::: The records :::

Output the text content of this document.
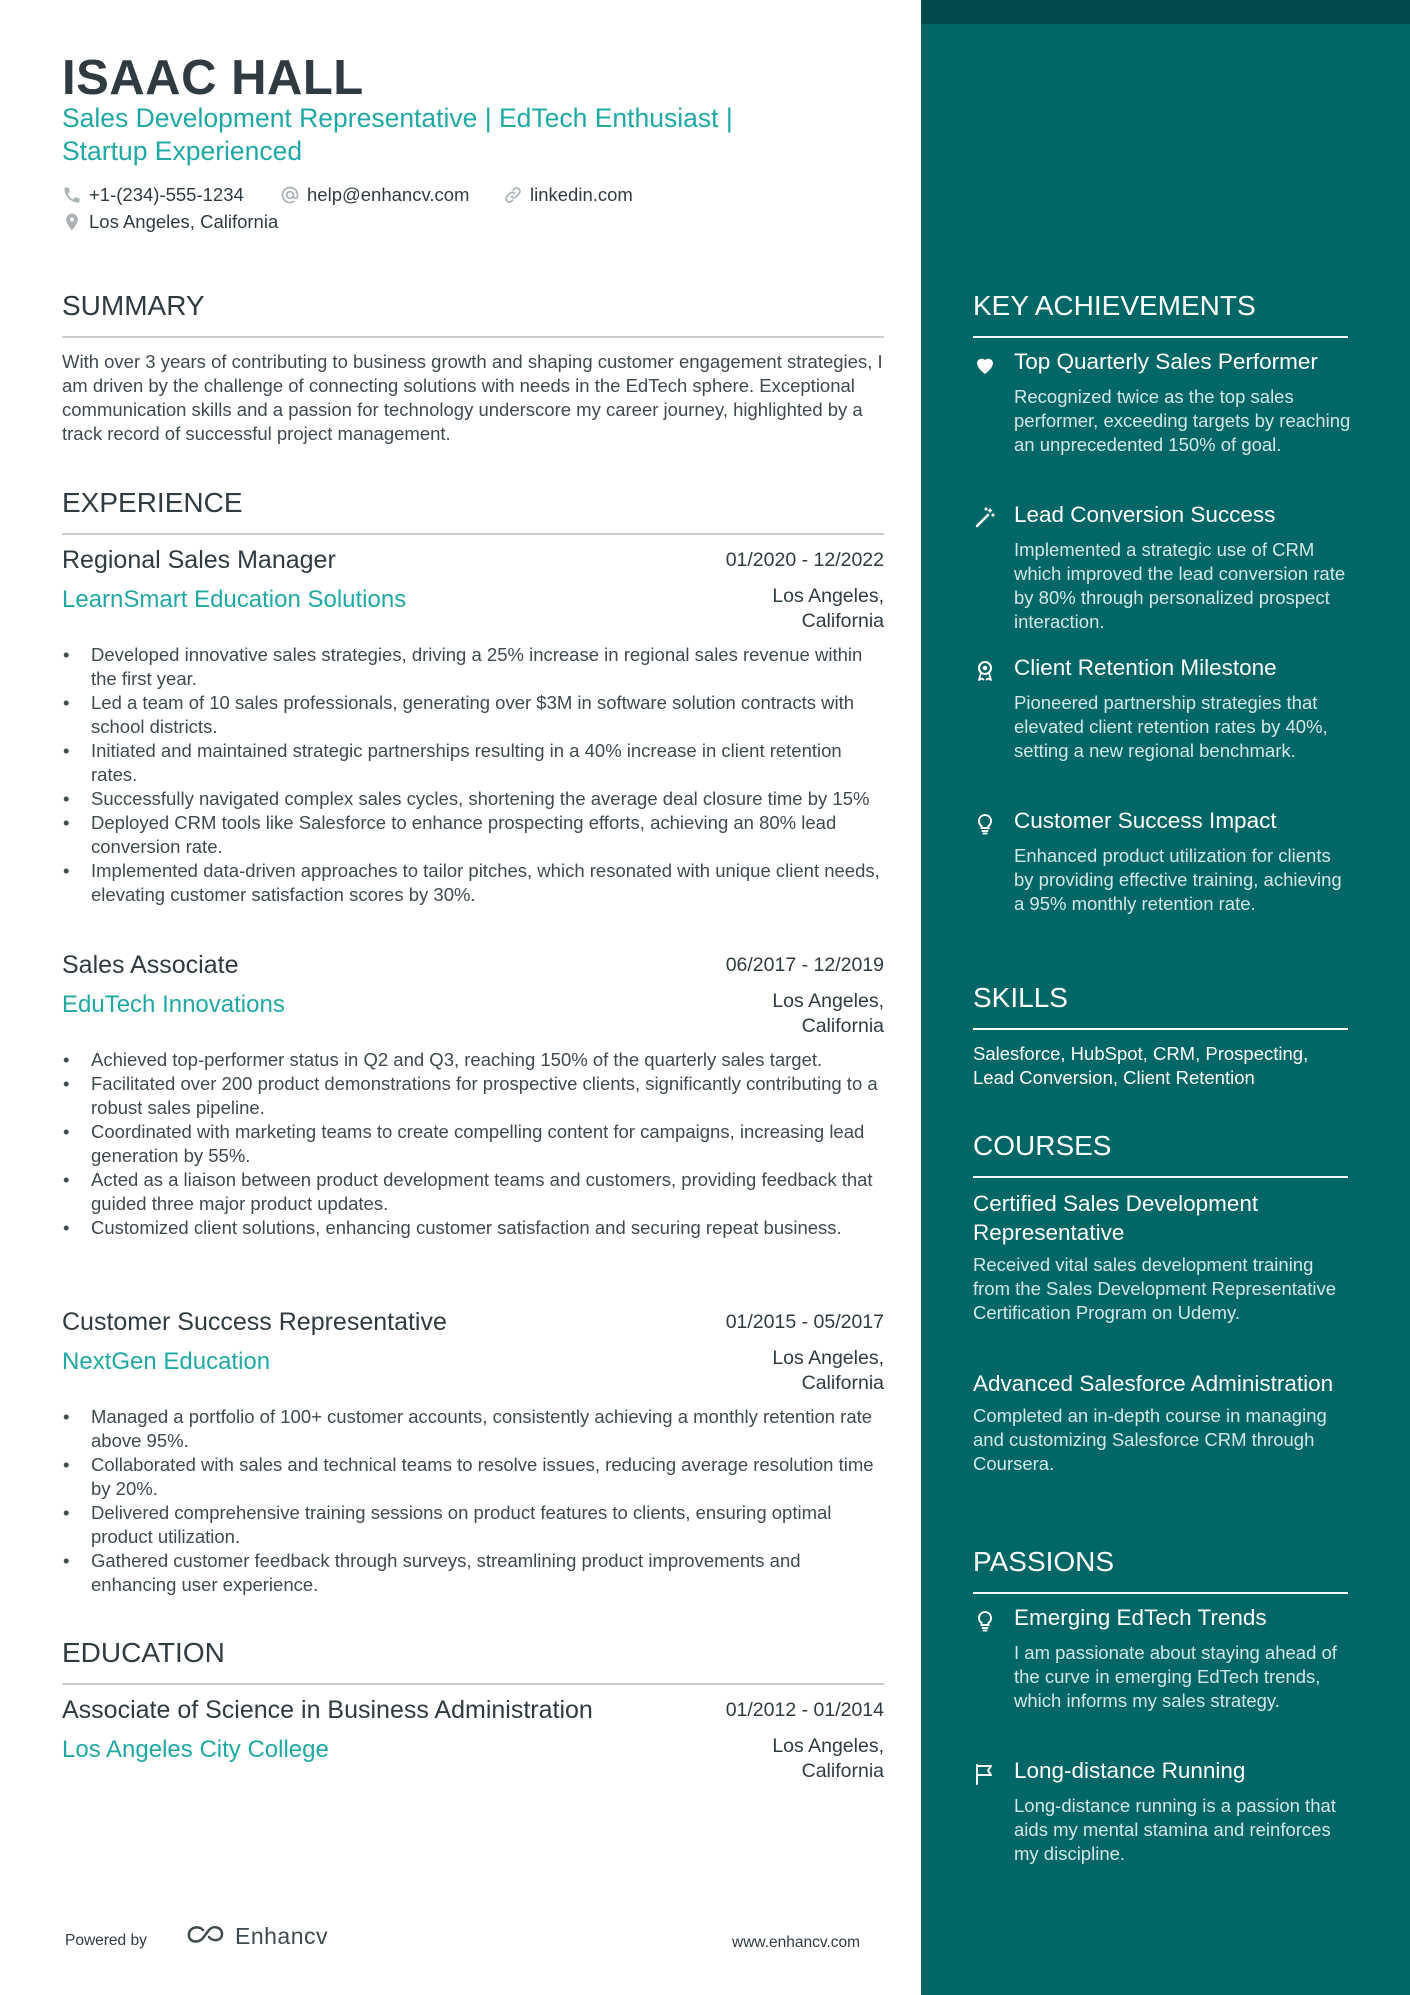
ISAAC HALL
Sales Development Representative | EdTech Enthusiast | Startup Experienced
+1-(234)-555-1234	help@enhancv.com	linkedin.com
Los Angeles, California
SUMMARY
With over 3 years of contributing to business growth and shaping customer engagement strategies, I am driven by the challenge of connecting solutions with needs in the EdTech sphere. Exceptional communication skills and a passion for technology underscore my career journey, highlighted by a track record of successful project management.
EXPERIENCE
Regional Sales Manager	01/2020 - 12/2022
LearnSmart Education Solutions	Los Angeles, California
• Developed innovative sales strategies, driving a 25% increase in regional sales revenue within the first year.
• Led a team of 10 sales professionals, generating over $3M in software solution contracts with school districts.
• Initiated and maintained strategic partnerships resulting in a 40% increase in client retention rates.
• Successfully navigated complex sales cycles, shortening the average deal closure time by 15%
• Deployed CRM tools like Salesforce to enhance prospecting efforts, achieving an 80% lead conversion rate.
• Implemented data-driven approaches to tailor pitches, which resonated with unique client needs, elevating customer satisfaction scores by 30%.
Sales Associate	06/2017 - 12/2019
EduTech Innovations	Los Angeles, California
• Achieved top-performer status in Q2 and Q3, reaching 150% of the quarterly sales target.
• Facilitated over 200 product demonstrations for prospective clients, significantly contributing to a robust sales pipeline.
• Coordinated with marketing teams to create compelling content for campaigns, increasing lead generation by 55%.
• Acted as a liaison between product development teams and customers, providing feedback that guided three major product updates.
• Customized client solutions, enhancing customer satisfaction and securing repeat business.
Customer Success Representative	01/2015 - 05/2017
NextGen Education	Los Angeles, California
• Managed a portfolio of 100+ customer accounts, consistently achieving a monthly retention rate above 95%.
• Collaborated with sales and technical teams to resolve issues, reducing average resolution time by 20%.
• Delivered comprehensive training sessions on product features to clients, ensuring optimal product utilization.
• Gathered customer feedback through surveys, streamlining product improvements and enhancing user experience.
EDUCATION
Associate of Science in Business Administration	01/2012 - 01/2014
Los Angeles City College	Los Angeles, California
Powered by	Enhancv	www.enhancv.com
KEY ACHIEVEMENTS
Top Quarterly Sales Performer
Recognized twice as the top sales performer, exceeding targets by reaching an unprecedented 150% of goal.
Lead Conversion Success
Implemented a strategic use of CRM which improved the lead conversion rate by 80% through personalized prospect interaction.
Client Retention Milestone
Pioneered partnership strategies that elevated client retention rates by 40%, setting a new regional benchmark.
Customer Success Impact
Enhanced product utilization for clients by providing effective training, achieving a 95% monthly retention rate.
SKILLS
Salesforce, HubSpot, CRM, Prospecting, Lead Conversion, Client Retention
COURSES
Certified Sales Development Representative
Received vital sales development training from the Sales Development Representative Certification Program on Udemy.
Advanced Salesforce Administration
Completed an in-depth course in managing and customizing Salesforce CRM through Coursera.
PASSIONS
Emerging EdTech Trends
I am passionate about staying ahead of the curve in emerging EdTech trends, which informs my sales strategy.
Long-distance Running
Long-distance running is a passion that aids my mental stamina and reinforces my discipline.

:::
::: The records :::

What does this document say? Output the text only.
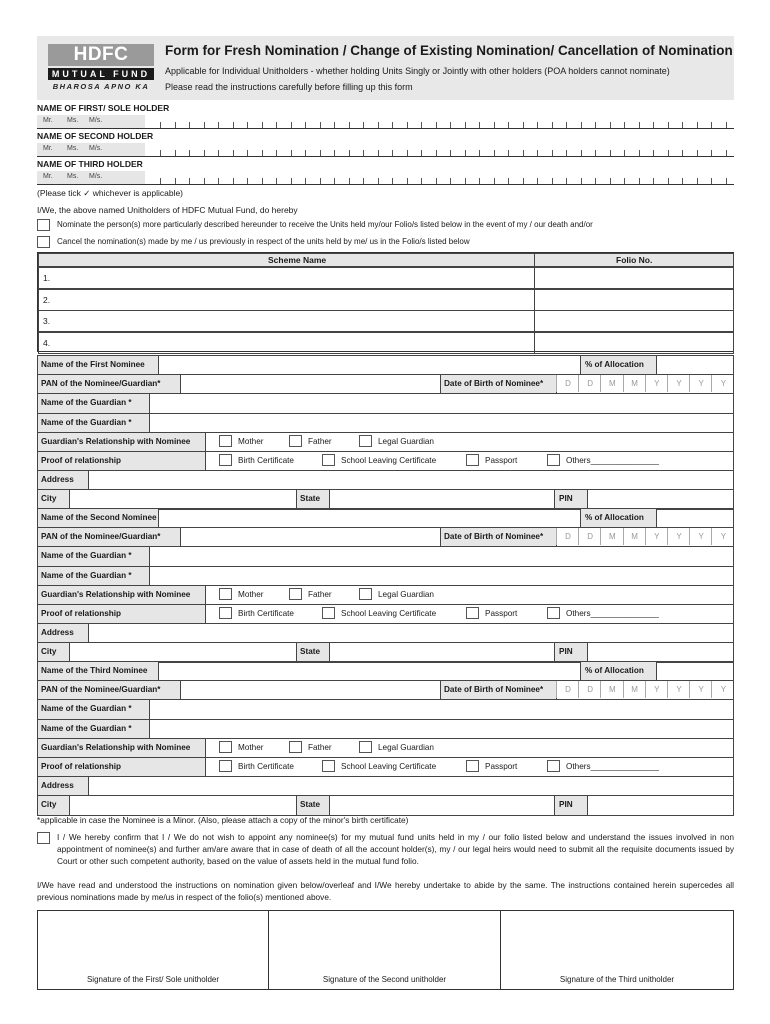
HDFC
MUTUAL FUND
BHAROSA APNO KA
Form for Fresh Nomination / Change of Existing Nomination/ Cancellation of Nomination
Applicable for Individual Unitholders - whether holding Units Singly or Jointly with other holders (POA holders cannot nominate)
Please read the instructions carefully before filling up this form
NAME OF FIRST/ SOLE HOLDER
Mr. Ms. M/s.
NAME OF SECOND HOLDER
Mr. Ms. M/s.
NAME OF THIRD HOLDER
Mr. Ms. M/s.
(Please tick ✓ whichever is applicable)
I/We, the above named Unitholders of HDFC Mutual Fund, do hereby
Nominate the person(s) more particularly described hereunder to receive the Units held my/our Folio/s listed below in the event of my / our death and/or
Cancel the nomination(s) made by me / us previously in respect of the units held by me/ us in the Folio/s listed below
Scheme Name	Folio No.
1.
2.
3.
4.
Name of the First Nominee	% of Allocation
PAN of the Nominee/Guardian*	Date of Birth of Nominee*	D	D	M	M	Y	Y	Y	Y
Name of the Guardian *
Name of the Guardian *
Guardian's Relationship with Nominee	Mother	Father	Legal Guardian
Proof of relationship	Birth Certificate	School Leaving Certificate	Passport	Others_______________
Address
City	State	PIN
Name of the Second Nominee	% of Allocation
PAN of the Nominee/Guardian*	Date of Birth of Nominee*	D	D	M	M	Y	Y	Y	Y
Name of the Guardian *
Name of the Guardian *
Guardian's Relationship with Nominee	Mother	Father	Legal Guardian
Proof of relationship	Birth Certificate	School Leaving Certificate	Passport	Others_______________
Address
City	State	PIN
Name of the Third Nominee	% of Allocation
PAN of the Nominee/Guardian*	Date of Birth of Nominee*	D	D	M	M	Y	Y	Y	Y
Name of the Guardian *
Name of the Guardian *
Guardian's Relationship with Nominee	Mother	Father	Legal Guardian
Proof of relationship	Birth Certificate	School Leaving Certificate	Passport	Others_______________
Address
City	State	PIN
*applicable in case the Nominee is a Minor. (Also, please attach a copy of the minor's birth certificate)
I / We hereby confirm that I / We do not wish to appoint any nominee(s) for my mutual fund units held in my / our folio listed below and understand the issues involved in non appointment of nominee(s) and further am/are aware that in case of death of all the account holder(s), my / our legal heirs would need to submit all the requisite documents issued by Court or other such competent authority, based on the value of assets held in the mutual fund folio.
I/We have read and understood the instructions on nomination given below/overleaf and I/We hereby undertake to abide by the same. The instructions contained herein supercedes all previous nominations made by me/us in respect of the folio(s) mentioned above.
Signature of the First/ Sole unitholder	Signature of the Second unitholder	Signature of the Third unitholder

:::

## What is required
Determine the number of lines in the entries above where the string "average" appears. Answer with the number alone.

## Reply to the exercise
2